* [Extracted entries]:
**********
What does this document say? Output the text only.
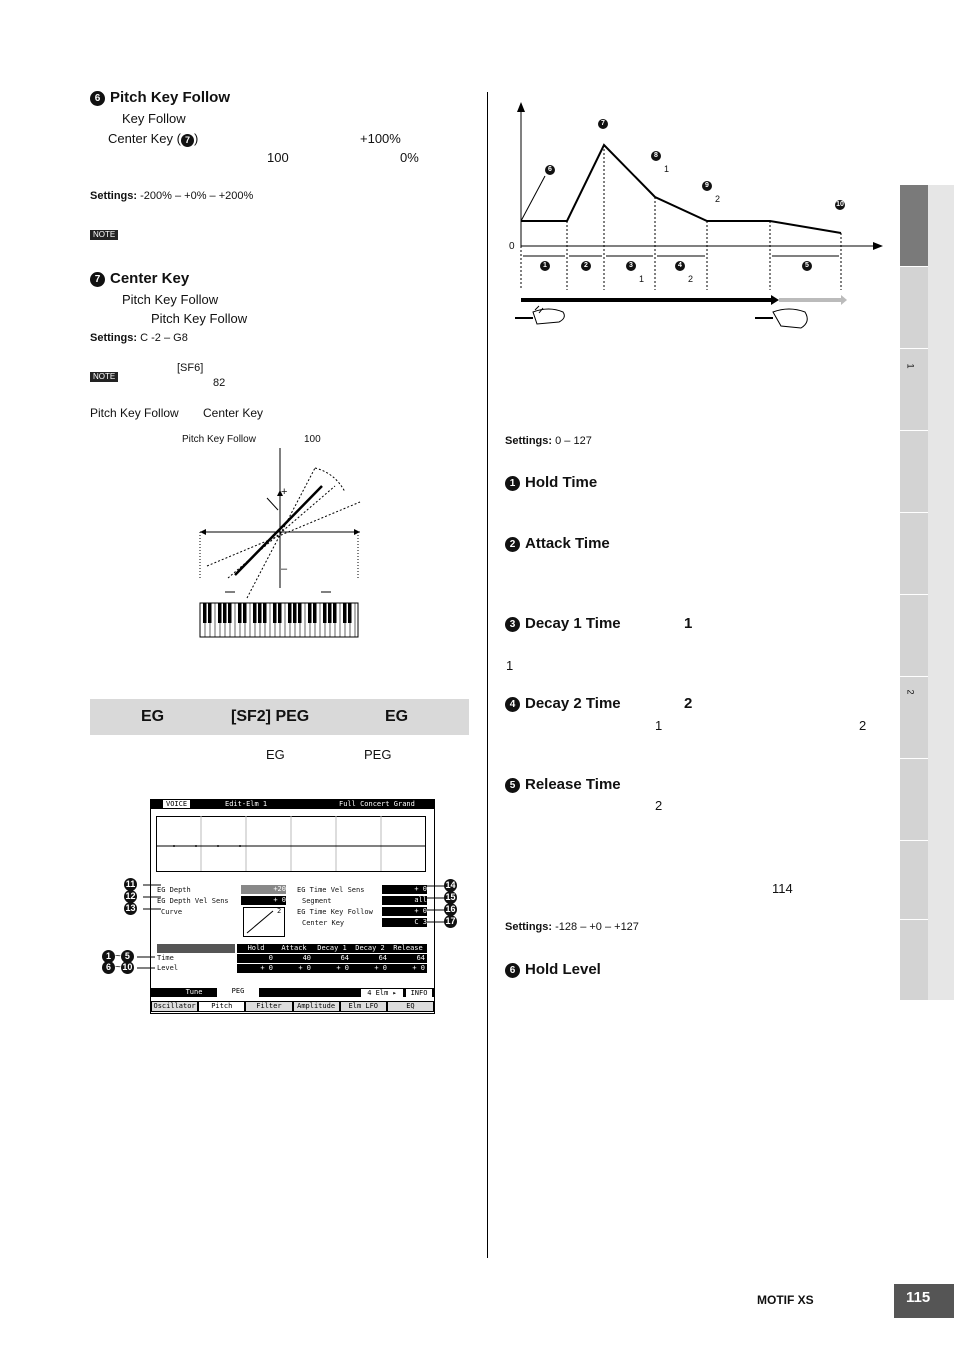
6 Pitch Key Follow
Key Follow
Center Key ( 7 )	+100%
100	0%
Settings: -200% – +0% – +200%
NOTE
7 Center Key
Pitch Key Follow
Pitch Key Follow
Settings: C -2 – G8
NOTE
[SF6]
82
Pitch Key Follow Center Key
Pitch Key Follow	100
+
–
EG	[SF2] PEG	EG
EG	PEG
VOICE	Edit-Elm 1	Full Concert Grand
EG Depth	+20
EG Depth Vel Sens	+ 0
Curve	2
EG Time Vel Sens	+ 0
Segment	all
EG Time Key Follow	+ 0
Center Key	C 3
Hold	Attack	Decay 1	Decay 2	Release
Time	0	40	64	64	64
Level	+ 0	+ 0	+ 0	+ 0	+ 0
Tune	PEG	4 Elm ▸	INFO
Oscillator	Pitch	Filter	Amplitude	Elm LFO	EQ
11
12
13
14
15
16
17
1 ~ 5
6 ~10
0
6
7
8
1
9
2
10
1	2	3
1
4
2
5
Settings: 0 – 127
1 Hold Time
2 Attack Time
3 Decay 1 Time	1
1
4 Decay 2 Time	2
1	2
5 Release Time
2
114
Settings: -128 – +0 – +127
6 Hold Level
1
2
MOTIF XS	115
**********
* [Task goal]: Using the material above, return every line exactly as it appears, minus the pictures.

* [Answer to this exercise]:
What does this document say? Output the text only.
6 Pitch Key Follow
Key Follow
Center Key ( 7 )	+100%
100	0%
Settings: -200% – +0% – +200%
NOTE
7 Center Key
Pitch Key Follow
Pitch Key Follow
Settings: C -2 – G8
NOTE
[SF6]
82
Pitch Key Follow Center Key
Pitch Key Follow	100
+
–
EG	[SF2] PEG	EG
EG	PEG
VOICE	Edit-Elm 1	Full Concert Grand
EG Depth	+20
EG Depth Vel Sens	+ 0
Curve	2
EG Time Vel Sens	+ 0
Segment	all
EG Time Key Follow	+ 0
Center Key	C 3
Hold	Attack	Decay 1	Decay 2	Release
Time	0	40	64	64	64
Level	+ 0	+ 0	+ 0	+ 0	+ 0
Tune	PEG	4 Elm ▸	INFO
Oscillator	Pitch	Filter	Amplitude	Elm LFO	EQ
11
12
13
14
15
16
17
1 ~ 5
6 ~10
0
6
7
8
1
9
2
10
1	2	3
1
4
2
5
Settings: 0 – 127
1 Hold Time
2 Attack Time
3 Decay 1 Time	1
1
4 Decay 2 Time	2
1	2
5 Release Time
2
114
Settings: -128 – +0 – +127
6 Hold Level
1
2
MOTIF XS	115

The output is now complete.